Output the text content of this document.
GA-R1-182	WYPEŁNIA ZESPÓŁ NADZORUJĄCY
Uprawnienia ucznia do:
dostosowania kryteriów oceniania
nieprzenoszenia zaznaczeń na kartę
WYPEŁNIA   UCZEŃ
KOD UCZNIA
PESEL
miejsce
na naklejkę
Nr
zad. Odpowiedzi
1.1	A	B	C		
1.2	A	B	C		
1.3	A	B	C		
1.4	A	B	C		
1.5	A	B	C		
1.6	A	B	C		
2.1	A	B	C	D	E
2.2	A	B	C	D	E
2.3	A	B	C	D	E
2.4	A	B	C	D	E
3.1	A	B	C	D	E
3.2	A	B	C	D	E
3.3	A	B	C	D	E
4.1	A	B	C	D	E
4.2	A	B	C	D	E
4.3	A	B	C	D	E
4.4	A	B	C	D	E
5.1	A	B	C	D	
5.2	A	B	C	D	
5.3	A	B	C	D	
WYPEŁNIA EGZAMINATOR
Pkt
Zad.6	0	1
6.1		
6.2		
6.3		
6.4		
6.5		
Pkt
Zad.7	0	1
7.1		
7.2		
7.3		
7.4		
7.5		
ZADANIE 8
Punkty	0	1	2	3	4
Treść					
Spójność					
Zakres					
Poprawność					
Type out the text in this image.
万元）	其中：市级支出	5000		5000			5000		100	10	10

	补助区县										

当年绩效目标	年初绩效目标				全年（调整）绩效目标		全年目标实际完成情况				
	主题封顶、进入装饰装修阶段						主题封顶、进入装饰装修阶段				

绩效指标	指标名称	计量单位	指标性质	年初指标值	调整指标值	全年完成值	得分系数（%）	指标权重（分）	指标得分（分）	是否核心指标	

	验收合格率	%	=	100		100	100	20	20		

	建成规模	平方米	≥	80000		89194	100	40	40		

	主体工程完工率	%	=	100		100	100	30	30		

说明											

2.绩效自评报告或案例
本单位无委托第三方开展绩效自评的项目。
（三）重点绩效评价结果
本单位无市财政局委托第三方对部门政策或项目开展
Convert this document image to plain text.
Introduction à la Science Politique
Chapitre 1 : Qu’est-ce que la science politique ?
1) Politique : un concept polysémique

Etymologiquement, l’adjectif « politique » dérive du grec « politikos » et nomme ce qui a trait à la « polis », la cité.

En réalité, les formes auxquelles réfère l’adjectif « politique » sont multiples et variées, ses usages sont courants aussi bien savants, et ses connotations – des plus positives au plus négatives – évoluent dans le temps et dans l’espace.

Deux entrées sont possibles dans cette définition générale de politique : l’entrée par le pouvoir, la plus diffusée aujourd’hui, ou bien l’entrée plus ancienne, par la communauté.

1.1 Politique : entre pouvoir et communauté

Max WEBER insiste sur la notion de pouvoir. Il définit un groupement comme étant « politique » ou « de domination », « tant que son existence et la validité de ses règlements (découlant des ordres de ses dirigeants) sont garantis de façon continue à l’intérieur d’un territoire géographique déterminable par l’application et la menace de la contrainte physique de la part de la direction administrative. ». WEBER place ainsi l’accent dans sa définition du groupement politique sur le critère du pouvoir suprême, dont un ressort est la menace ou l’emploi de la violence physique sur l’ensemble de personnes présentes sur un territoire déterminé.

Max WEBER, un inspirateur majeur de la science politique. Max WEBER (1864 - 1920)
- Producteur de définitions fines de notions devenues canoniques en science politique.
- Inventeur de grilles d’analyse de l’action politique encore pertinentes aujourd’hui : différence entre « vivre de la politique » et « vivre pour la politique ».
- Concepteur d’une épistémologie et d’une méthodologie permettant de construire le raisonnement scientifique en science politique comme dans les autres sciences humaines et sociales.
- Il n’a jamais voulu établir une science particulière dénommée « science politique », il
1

▶ _GIVEN INSTRUCTION_: Each line of the material above must be retyped precisely.

▶ _REPLY_:
Output the text content of this document.
GA-R1-182	WYPEŁNIA ZESPÓŁ NADZORUJĄCY
Uprawnienia ucznia do:
dostosowania kryteriów oceniania
nieprzenoszenia zaznaczeń na kartę
WYPEŁNIA   UCZEŃ
KOD UCZNIA
PESEL
miejsce
na naklejkę
Nr
zad. Odpowiedzi
1.1	A	B	C		
1.2	A	B	C		
1.3	A	B	C		
1.4	A	B	C		
1.5	A	B	C		
1.6	A	B	C		
2.1	A	B	C	D	E
2.2	A	B	C	D	E
2.3	A	B	C	D	E
2.4	A	B	C	D	E
3.1	A	B	C	D	E
3.2	A	B	C	D	E
3.3	A	B	C	D	E
4.1	A	B	C	D	E
4.2	A	B	C	D	E
4.3	A	B	C	D	E
4.4	A	B	C	D	E
5.1	A	B	C	D	
5.2	A	B	C	D	
5.3	A	B	C	D	
WYPEŁNIA EGZAMINATOR
Pkt
Zad.6	0	1
6.1		
6.2		
6.3		
6.4		
6.5		
Pkt
Zad.7	0	1
7.1		
7.2		
7.3		
7.4		
7.5		
ZADANIE 8
Punkty	0	1	2	3	4
Treść					
Spójność					
Zakres					
Poprawność					
Type out the text in this image.
万元）	其中：市级支出	5000		5000			5000		100	10	10

	补助区县										

当年绩效目标	年初绩效目标				全年（调整）绩效目标		全年目标实际完成情况				
	主题封顶、进入装饰装修阶段						主题封顶、进入装饰装修阶段				

绩效指标	指标名称	计量单位	指标性质	年初指标值	调整指标值	全年完成值	得分系数（%）	指标权重（分）	指标得分（分）	是否核心指标	

	验收合格率	%	=	100		100	100	20	20		

	建成规模	平方米	≥	80000		89194	100	40	40		

	主体工程完工率	%	=	100		100	100	30	30		

说明											

2.绩效自评报告或案例
本单位无委托第三方开展绩效自评的项目。
（三）重点绩效评价结果
本单位无市财政局委托第三方对部门政策或项目开展
Convert this document image to plain text.
Introduction à la Science Politique
Chapitre 1 : Qu’est-ce que la science politique ?
1) Politique : un concept polysémique

Etymologiquement, l’adjectif « politique » dérive du grec « politikos » et nomme ce qui a trait à la « polis », la cité.

En réalité, les formes auxquelles réfère l’adjectif « politique » sont multiples et variées, ses usages sont courants aussi bien savants, et ses connotations – des plus positives au plus négatives – évoluent dans le temps et dans l’espace.

Deux entrées sont possibles dans cette définition générale de politique : l’entrée par le pouvoir, la plus diffusée aujourd’hui, ou bien l’entrée plus ancienne, par la communauté.

1.1 Politique : entre pouvoir et communauté

Max WEBER insiste sur la notion de pouvoir. Il définit un groupement comme étant « politique » ou « de domination », « tant que son existence et la validité de ses règlements (découlant des ordres de ses dirigeants) sont garantis de façon continue à l’intérieur d’un territoire géographique déterminable par l’application et la menace de la contrainte physique de la part de la direction administrative. ». WEBER place ainsi l’accent dans sa définition du groupement politique sur le critère du pouvoir suprême, dont un ressort est la menace ou l’emploi de la violence physique sur l’ensemble de personnes présentes sur un territoire déterminé.

Max WEBER, un inspirateur majeur de la science politique. Max WEBER (1864 - 1920)
- Producteur de définitions fines de notions devenues canoniques en science politique.
- Inventeur de grilles d’analyse de l’action politique encore pertinentes aujourd’hui : différence entre « vivre de la politique » et « vivre pour la politique ».
- Concepteur d’une épistémologie et d’une méthodologie permettant de construire le raisonnement scientifique en science politique comme dans les autres sciences humaines et sociales.
- Il n’a jamais voulu établir une science particulière dénommée « science politique », il
1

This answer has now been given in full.